• **Problem to work on**
Find the word "campus" in the listing; pull out each line holding it.

++++ Records for processing ++++

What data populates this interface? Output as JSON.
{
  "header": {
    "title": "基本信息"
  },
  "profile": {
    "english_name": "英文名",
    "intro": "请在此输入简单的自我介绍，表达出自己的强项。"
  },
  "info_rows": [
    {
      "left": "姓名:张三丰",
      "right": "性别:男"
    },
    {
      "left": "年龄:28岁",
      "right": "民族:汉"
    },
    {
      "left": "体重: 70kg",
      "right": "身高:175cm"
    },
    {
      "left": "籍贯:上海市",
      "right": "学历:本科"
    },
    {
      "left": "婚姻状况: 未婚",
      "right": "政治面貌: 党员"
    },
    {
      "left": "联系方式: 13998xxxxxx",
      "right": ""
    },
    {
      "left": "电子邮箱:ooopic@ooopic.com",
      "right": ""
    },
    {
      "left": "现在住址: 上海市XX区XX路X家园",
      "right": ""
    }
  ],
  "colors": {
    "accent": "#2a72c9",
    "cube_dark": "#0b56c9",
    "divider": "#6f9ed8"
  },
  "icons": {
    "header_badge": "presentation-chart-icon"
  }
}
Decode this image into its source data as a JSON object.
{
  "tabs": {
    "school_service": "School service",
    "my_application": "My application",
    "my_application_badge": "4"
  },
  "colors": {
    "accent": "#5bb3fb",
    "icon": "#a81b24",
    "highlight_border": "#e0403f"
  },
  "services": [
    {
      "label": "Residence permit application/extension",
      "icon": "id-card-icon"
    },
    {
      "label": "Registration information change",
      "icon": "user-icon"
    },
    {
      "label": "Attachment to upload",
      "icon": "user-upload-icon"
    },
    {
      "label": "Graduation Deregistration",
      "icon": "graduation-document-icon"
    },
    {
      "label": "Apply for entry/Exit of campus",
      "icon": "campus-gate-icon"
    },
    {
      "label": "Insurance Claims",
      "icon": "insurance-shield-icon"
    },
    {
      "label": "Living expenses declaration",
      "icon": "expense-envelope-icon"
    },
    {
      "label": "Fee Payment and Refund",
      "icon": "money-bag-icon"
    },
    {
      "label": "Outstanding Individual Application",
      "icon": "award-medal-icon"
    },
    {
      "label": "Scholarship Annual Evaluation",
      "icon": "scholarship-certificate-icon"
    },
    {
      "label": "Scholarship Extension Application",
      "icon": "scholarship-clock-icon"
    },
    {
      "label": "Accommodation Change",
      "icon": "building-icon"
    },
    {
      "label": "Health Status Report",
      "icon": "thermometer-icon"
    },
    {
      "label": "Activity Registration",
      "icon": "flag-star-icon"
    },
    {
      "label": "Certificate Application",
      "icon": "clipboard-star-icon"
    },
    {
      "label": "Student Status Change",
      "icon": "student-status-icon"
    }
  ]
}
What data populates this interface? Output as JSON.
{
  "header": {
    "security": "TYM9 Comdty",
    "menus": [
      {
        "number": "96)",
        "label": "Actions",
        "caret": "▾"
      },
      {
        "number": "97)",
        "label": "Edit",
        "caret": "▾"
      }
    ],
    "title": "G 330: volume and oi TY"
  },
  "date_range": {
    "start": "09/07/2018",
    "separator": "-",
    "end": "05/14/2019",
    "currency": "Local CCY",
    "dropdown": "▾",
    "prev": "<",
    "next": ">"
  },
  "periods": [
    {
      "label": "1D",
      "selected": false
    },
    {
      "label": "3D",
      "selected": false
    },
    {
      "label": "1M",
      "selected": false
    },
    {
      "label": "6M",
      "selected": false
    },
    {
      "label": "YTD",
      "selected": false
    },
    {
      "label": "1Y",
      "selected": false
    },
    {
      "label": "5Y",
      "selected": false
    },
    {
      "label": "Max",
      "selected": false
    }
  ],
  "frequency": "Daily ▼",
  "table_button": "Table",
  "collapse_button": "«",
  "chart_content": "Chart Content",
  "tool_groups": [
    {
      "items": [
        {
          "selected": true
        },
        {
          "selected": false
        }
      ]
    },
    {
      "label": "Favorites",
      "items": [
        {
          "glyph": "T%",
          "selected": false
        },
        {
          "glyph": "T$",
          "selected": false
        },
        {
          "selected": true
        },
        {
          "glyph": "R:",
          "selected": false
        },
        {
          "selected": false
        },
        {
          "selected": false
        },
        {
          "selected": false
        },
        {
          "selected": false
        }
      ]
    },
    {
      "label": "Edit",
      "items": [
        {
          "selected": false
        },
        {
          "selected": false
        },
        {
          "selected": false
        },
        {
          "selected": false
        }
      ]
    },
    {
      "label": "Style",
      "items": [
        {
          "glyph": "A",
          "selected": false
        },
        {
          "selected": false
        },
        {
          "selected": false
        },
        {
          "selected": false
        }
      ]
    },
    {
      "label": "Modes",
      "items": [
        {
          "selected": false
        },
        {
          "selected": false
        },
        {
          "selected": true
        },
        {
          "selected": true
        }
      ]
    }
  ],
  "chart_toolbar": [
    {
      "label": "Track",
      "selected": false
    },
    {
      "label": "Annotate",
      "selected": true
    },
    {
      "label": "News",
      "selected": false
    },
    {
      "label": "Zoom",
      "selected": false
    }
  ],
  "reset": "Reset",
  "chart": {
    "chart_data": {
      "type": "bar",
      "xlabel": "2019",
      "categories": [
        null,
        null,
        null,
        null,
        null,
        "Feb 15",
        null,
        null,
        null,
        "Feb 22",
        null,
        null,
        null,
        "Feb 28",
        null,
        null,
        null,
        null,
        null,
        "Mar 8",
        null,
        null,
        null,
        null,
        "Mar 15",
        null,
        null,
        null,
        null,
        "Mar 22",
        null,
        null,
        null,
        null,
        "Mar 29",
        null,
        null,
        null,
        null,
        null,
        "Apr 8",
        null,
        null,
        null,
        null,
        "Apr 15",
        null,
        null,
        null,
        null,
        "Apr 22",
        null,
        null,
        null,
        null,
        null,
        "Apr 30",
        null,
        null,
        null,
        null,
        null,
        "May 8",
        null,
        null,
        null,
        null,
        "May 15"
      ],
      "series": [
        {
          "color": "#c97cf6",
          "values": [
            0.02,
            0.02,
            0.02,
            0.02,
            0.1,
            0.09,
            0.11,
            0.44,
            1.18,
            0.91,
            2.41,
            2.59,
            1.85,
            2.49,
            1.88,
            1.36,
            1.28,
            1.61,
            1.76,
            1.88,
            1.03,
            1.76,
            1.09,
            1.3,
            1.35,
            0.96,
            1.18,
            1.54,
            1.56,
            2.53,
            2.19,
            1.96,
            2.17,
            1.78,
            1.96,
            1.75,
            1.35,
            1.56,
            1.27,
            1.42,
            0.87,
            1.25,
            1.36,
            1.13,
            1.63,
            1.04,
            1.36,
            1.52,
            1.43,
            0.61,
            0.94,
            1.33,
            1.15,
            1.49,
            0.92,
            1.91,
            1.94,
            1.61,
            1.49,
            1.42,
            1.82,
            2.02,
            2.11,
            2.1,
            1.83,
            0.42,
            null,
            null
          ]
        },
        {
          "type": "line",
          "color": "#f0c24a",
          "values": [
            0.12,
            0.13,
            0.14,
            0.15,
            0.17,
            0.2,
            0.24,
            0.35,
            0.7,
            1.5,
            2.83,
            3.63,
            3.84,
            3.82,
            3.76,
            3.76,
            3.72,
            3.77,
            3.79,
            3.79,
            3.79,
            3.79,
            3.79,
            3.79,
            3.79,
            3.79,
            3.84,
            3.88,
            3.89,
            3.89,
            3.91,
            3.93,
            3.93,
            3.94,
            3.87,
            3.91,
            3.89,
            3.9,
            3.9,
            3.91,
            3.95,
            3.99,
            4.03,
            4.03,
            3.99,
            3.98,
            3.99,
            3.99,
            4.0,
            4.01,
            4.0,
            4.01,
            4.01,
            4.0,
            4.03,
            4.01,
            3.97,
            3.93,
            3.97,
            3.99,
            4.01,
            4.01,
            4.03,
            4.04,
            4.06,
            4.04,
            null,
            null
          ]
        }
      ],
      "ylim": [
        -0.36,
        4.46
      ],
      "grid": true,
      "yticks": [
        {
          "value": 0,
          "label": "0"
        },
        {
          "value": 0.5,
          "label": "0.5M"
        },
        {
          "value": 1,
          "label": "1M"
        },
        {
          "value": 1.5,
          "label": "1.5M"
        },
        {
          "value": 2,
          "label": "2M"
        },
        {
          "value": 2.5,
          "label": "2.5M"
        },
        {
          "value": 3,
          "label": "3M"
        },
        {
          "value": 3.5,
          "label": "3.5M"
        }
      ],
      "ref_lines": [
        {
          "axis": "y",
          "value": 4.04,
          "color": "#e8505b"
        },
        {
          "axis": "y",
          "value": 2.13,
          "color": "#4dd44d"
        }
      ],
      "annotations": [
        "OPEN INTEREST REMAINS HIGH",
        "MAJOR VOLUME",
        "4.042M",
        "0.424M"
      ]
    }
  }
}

++++

• **Expected answer**
      "label": "Apply for entry/Exit of campus",
      "icon": "campus-gate-icon"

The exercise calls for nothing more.